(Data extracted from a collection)
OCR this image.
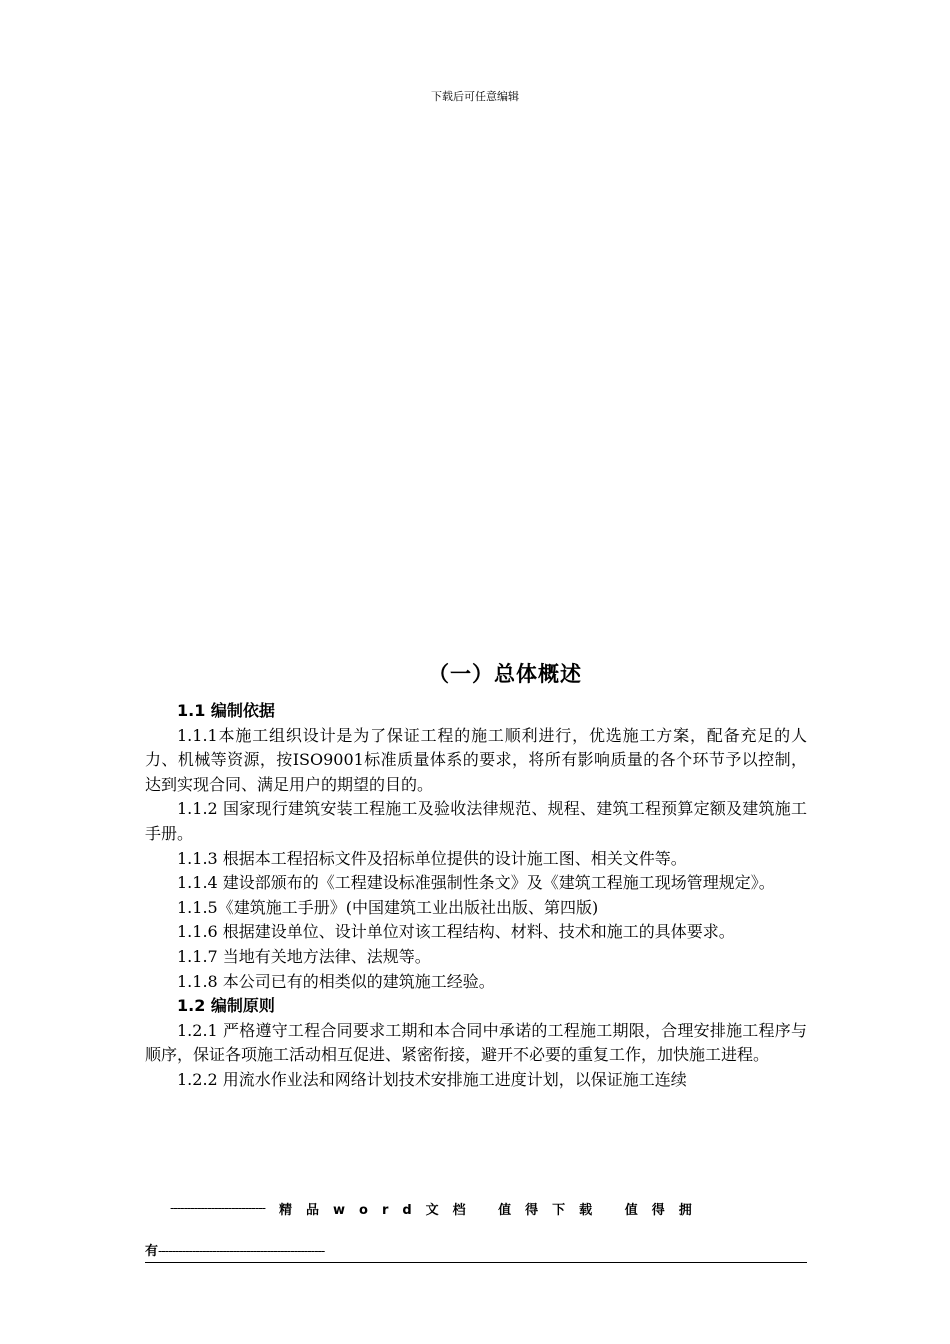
下载后可任意编辑
（一）总体概述

1.1 编制依据

1.1.1本施工组织设计是为了保证工程的施工顺利进行，优选施工方案，配备充足的人力、机械等资源，按ISO9001标准质量体系的要求，将所有影响质量的各个环节予以控制，达到实现合同、满足用户的期望的目的。

1.1.2 国家现行建筑安装工程施工及验收法律规范、规程、建筑工程预算定额及建筑施工手册。

1.1.3 根据本工程招标文件及招标单位提供的设计施工图、相关文件等。

1.1.4 建设部颁布的《工程建设标准强制性条文》及《建筑工程施工现场管理规定》。

1.1.5《建筑施工手册》(中国建筑工业出版社出版、第四版)

1.1.6 根据建设单位、设计单位对该工程结构、材料、技术和施工的具体要求。

1.1.7 当地有关地方法律、法规等。

1.1.8 本公司已有的相类似的建筑施工经验。

1.2 编制原则

1.2.1 严格遵守工程合同要求工期和本合同中承诺的工程施工期限，合理安排施工程序与顺序，保证各项施工活动相互促进、紧密衔接，避开不必要的重复工作，加快施工进程。

1.2.2 用流水作业法和网络计划技术安排施工进度计划，以保证施工连续

---------------------------- 精品word文档 值得下载 值得拥
有-------------------------------------------------
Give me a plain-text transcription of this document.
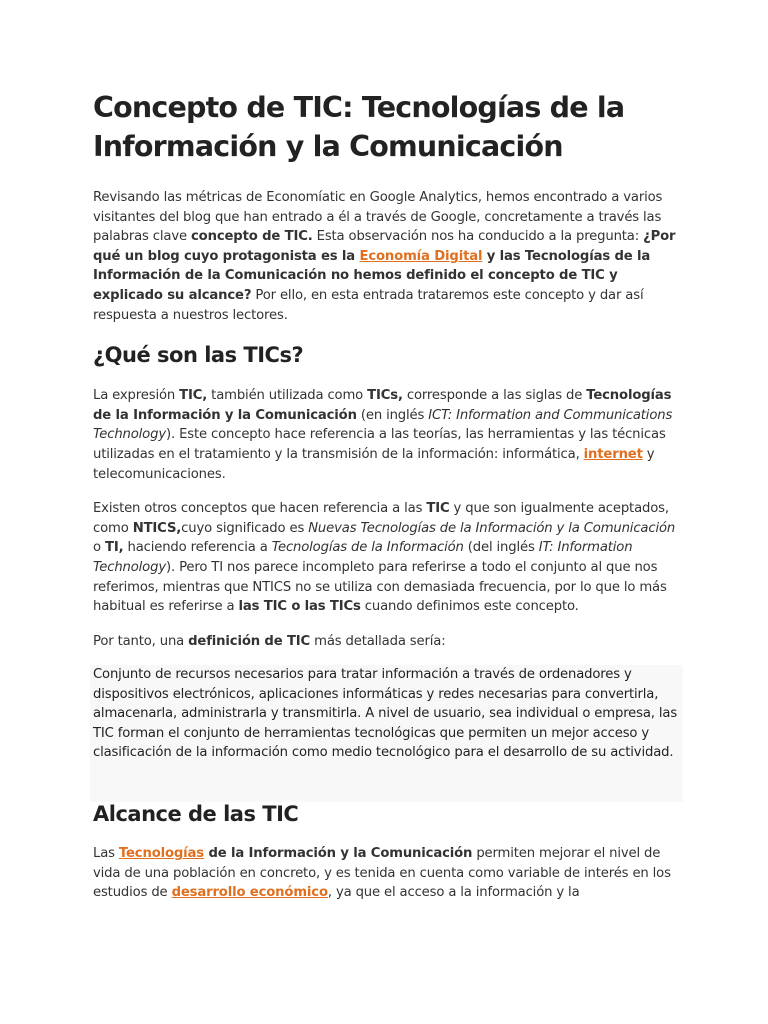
Concepto de TIC: Tecnologías de la Información y la Comunicación

Revisando las métricas de Economíatic en Google Analytics, hemos encontrado a varios visitantes del blog que han entrado a él a través de Google, concretamente a través las palabras clave concepto de TIC. Esta observación nos ha conducido a la pregunta: ¿Por qué un blog cuyo protagonista es la Economía Digital y las Tecnologías de la Información de la Comunicación no hemos definido el concepto de TIC y explicado su alcance? Por ello, en esta entrada trataremos este concepto y dar así respuesta a nuestros lectores.

¿Qué son las TICs?

La expresión TIC, también utilizada como TICs, corresponde a las siglas de Tecnologías de la Información y la Comunicación (en inglés ICT: Information and Communications Technology). Este concepto hace referencia a las teorías, las herramientas y las técnicas utilizadas en el tratamiento y la transmisión de la información: informática, internet y telecomunicaciones.

Existen otros conceptos que hacen referencia a las TIC y que son igualmente aceptados, como NTICS,cuyo significado es Nuevas Tecnologías de la Información y la Comunicación o TI, haciendo referencia a Tecnologías de la Información (del inglés IT: Information Technology). Pero TI nos parece incompleto para referirse a todo el conjunto al que nos referimos, mientras que NTICS no se utiliza con demasiada frecuencia, por lo que lo más habitual es referirse a las TIC o las TICs cuando definimos este concepto.

Por tanto, una definición de TIC más detallada sería:

Conjunto de recursos necesarios para tratar información a través de ordenadores y dispositivos electrónicos, aplicaciones informáticas y redes necesarias para convertirla, almacenarla, administrarla y transmitirla. A nivel de usuario, sea individual o empresa, las TIC forman el conjunto de herramientas tecnológicas que permiten un mejor acceso y clasificación de la información como medio tecnológico para el desarrollo de su actividad.

Alcance de las TIC

Las Tecnologías de la Información y la Comunicación permiten mejorar el nivel de vida de una población en concreto, y es tenida en cuenta como variable de interés en los estudios de desarrollo económico, ya que el acceso a la información y la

_TASK GOAL_
Scan the listing above for the word "this" and show each line where it is found.

_IN RESPONSE_
OCR this image.
Give me a plain-text transcription of this document.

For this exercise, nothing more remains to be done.